[Records that describe figures]
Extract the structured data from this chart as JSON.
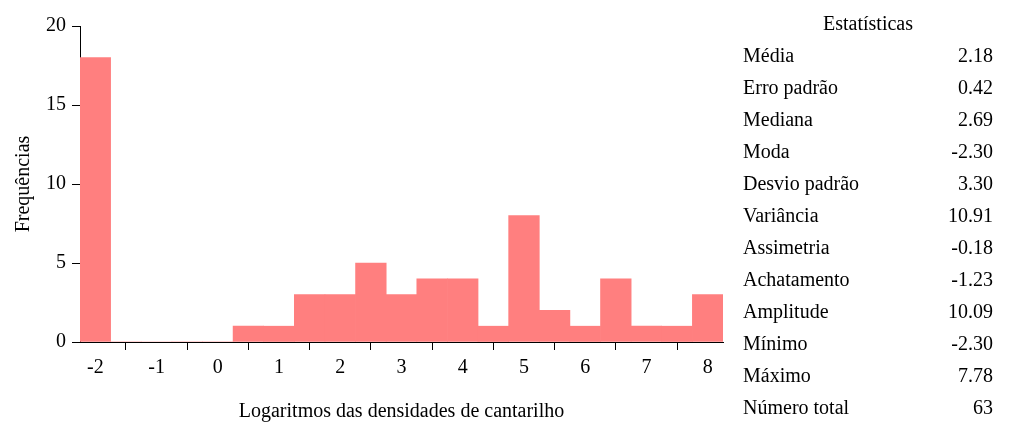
{
  "chart_data": [
    {
      "type": "histogram",
      "xlabel": "Logaritmos das densidades de cantarilho",
      "ylabel": "Frequências",
      "bins": [
        -2.25,
        -1.75,
        -1.25,
        -0.75,
        -0.25,
        0.25,
        0.75,
        1.25,
        1.75,
        2.25,
        2.75,
        3.25,
        3.75,
        4.25,
        4.75,
        5.25,
        5.75,
        6.25,
        6.75,
        7.25,
        7.75,
        8.25
      ],
      "values": [
        18,
        0,
        0,
        0,
        0,
        1,
        1,
        3,
        3,
        5,
        3,
        4,
        4,
        1,
        8,
        2,
        1,
        4,
        1,
        1,
        3
      ],
      "color": "#ff7f7f",
      "xlim": [
        -2.25,
        8.25
      ],
      "xticks": [
        -2,
        -1,
        0,
        1,
        2,
        3,
        4,
        5,
        6,
        7,
        8
      ],
      "ylim": [
        0,
        20
      ],
      "yticks": [
        0,
        5,
        10,
        15,
        20
      ],
      "grid": false,
      "legend": false
    },
    {
      "type": "other",
      "title": "Estatísticas",
      "categories": [
        "Média",
        "Erro padrão",
        "Mediana",
        "Moda",
        "Desvio padrão",
        "Variância",
        "Assimetria",
        "Achatamento",
        "Amplitude",
        "Mínimo",
        "Máximo",
        "Número total"
      ],
      "value_labels": [
        "2.18",
        "0.42",
        "2.69",
        "-2.30",
        "3.30",
        "10.91",
        "-0.18",
        "-1.23",
        "10.09",
        "-2.30",
        "7.78",
        "63"
      ]
    }
  ]
}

= Challenge =
Output every entry exactly as given; pictures are not part of the copy.

= Response for this exercise =
Extract the structured data from this chart as JSON.
{
  "chart_data": [
    {
      "type": "histogram",
      "xlabel": "Logaritmos das densidades de cantarilho",
      "ylabel": "Frequências",
      "bins": [
        -2.25,
        -1.75,
        -1.25,
        -0.75,
        -0.25,
        0.25,
        0.75,
        1.25,
        1.75,
        2.25,
        2.75,
        3.25,
        3.75,
        4.25,
        4.75,
        5.25,
        5.75,
        6.25,
        6.75,
        7.25,
        7.75,
        8.25
      ],
      "values": [
        18,
        0,
        0,
        0,
        0,
        1,
        1,
        3,
        3,
        5,
        3,
        4,
        4,
        1,
        8,
        2,
        1,
        4,
        1,
        1,
        3
      ],
      "color": "#ff7f7f",
      "xlim": [
        -2.25,
        8.25
      ],
      "xticks": [
        -2,
        -1,
        0,
        1,
        2,
        3,
        4,
        5,
        6,
        7,
        8
      ],
      "ylim": [
        0,
        20
      ],
      "yticks": [
        0,
        5,
        10,
        15,
        20
      ],
      "grid": false,
      "legend": false
    },
    {
      "type": "other",
      "title": "Estatísticas",
      "categories": [
        "Média",
        "Erro padrão",
        "Mediana",
        "Moda",
        "Desvio padrão",
        "Variância",
        "Assimetria",
        "Achatamento",
        "Amplitude",
        "Mínimo",
        "Máximo",
        "Número total"
      ],
      "value_labels": [
        "2.18",
        "0.42",
        "2.69",
        "-2.30",
        "3.30",
        "10.91",
        "-0.18",
        "-1.23",
        "10.09",
        "-2.30",
        "7.78",
        "63"
      ]
    }
  ]
}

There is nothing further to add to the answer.